(Stored data entries)
══════════
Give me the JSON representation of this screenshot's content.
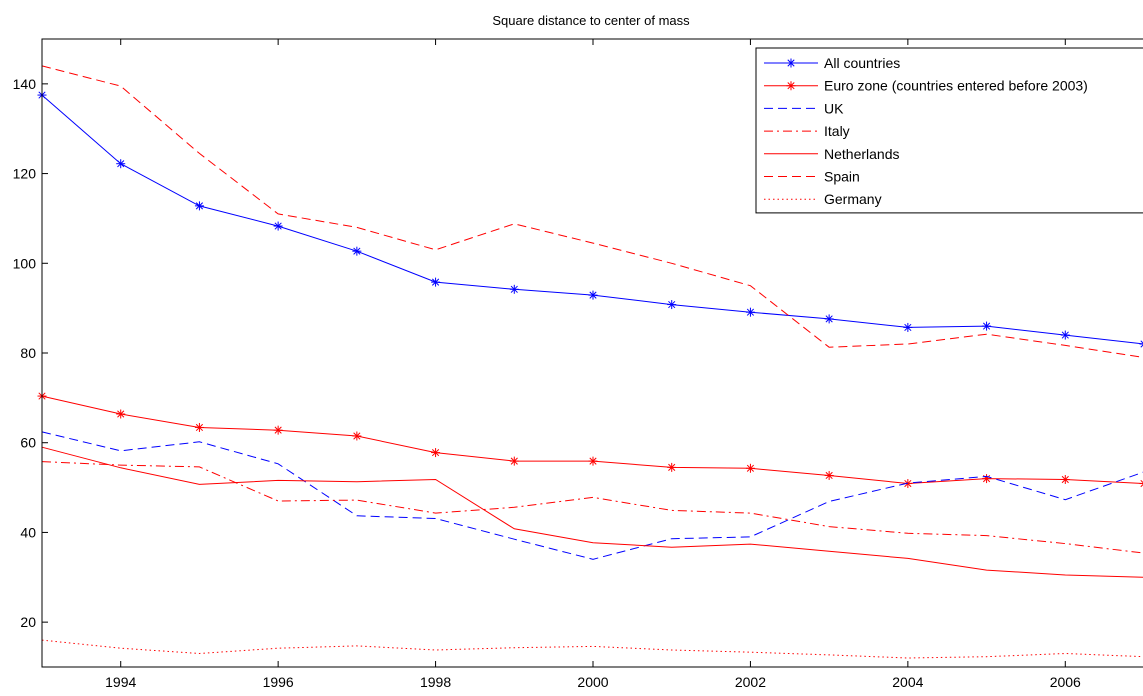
{
  "chart_data": {
    "type": "line",
    "title": "Square distance to center of mass",
    "xlabel": "",
    "ylabel": "",
    "xlim": [
      1993,
      2007
    ],
    "ylim": [
      10,
      150
    ],
    "xticks": [
      1994,
      1996,
      1998,
      2000,
      2002,
      2004,
      2006
    ],
    "yticks": [
      20,
      40,
      60,
      80,
      100,
      120,
      140
    ],
    "grid": false,
    "legend_position": "top-right",
    "x": [
      1993,
      1994,
      1995,
      1996,
      1997,
      1998,
      1999,
      2000,
      2001,
      2002,
      2003,
      2004,
      2005,
      2006,
      2007
    ],
    "series": [
      {
        "name": "All countries",
        "color": "#0000ff",
        "style": "solid",
        "marker": "star",
        "values": [
          137.5,
          122.2,
          112.8,
          108.3,
          102.7,
          95.8,
          94.2,
          92.9,
          90.8,
          89.1,
          87.6,
          85.7,
          86.0,
          84.0,
          82.0
        ]
      },
      {
        "name": "Euro zone (countries entered before 2003)",
        "color": "#ff0000",
        "style": "solid",
        "marker": "star",
        "values": [
          70.4,
          66.4,
          63.4,
          62.8,
          61.5,
          57.8,
          55.9,
          55.9,
          54.5,
          54.3,
          52.7,
          50.9,
          52.0,
          51.8,
          50.9
        ]
      },
      {
        "name": "UK",
        "color": "#0000ff",
        "style": "dashed",
        "marker": "none",
        "values": [
          62.4,
          58.2,
          60.2,
          55.3,
          43.7,
          43.1,
          38.5,
          34.0,
          38.6,
          39.0,
          46.9,
          51.0,
          52.5,
          47.3,
          53.5
        ]
      },
      {
        "name": "Italy",
        "color": "#ff0000",
        "style": "dashdot",
        "marker": "none",
        "values": [
          55.8,
          55.0,
          54.6,
          47.0,
          47.2,
          44.3,
          45.6,
          47.8,
          44.9,
          44.3,
          41.3,
          39.8,
          39.3,
          37.5,
          35.4
        ]
      },
      {
        "name": "Netherlands",
        "color": "#ff0000",
        "style": "solid",
        "marker": "none",
        "values": [
          59.0,
          54.4,
          50.7,
          51.6,
          51.3,
          51.8,
          40.8,
          37.7,
          36.7,
          37.4,
          35.8,
          34.2,
          31.6,
          30.5,
          30.0
        ]
      },
      {
        "name": "Spain",
        "color": "#ff0000",
        "style": "dashed",
        "marker": "none",
        "values": [
          144.0,
          139.5,
          124.5,
          111.0,
          108.0,
          103.0,
          108.8,
          104.5,
          100.0,
          95.0,
          81.3,
          82.0,
          84.2,
          81.7,
          79.0
        ]
      },
      {
        "name": "Germany",
        "color": "#ff0000",
        "style": "dotted",
        "marker": "none",
        "values": [
          16.0,
          14.2,
          13.0,
          14.2,
          14.7,
          13.8,
          14.3,
          14.6,
          13.8,
          13.3,
          12.7,
          12.0,
          12.3,
          13.0,
          12.3
        ]
      }
    ]
  }
}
══════════
STATED EXERCISE:
Pictures in the records should not appear in your copy, but everything else must be transcribed exactly.

SOLUTION FOR THIS EXERCISE:
Give me the JSON representation of this screenshot's content.
{
  "chart_data": {
    "type": "line",
    "title": "Square distance to center of mass",
    "xlabel": "",
    "ylabel": "",
    "xlim": [
      1993,
      2007
    ],
    "ylim": [
      10,
      150
    ],
    "xticks": [
      1994,
      1996,
      1998,
      2000,
      2002,
      2004,
      2006
    ],
    "yticks": [
      20,
      40,
      60,
      80,
      100,
      120,
      140
    ],
    "grid": false,
    "legend_position": "top-right",
    "x": [
      1993,
      1994,
      1995,
      1996,
      1997,
      1998,
      1999,
      2000,
      2001,
      2002,
      2003,
      2004,
      2005,
      2006,
      2007
    ],
    "series": [
      {
        "name": "All countries",
        "color": "#0000ff",
        "style": "solid",
        "marker": "star",
        "values": [
          137.5,
          122.2,
          112.8,
          108.3,
          102.7,
          95.8,
          94.2,
          92.9,
          90.8,
          89.1,
          87.6,
          85.7,
          86.0,
          84.0,
          82.0
        ]
      },
      {
        "name": "Euro zone (countries entered before 2003)",
        "color": "#ff0000",
        "style": "solid",
        "marker": "star",
        "values": [
          70.4,
          66.4,
          63.4,
          62.8,
          61.5,
          57.8,
          55.9,
          55.9,
          54.5,
          54.3,
          52.7,
          50.9,
          52.0,
          51.8,
          50.9
        ]
      },
      {
        "name": "UK",
        "color": "#0000ff",
        "style": "dashed",
        "marker": "none",
        "values": [
          62.4,
          58.2,
          60.2,
          55.3,
          43.7,
          43.1,
          38.5,
          34.0,
          38.6,
          39.0,
          46.9,
          51.0,
          52.5,
          47.3,
          53.5
        ]
      },
      {
        "name": "Italy",
        "color": "#ff0000",
        "style": "dashdot",
        "marker": "none",
        "values": [
          55.8,
          55.0,
          54.6,
          47.0,
          47.2,
          44.3,
          45.6,
          47.8,
          44.9,
          44.3,
          41.3,
          39.8,
          39.3,
          37.5,
          35.4
        ]
      },
      {
        "name": "Netherlands",
        "color": "#ff0000",
        "style": "solid",
        "marker": "none",
        "values": [
          59.0,
          54.4,
          50.7,
          51.6,
          51.3,
          51.8,
          40.8,
          37.7,
          36.7,
          37.4,
          35.8,
          34.2,
          31.6,
          30.5,
          30.0
        ]
      },
      {
        "name": "Spain",
        "color": "#ff0000",
        "style": "dashed",
        "marker": "none",
        "values": [
          144.0,
          139.5,
          124.5,
          111.0,
          108.0,
          103.0,
          108.8,
          104.5,
          100.0,
          95.0,
          81.3,
          82.0,
          84.2,
          81.7,
          79.0
        ]
      },
      {
        "name": "Germany",
        "color": "#ff0000",
        "style": "dotted",
        "marker": "none",
        "values": [
          16.0,
          14.2,
          13.0,
          14.2,
          14.7,
          13.8,
          14.3,
          14.6,
          13.8,
          13.3,
          12.7,
          12.0,
          12.3,
          13.0,
          12.3
        ]
      }
    ]
  }
}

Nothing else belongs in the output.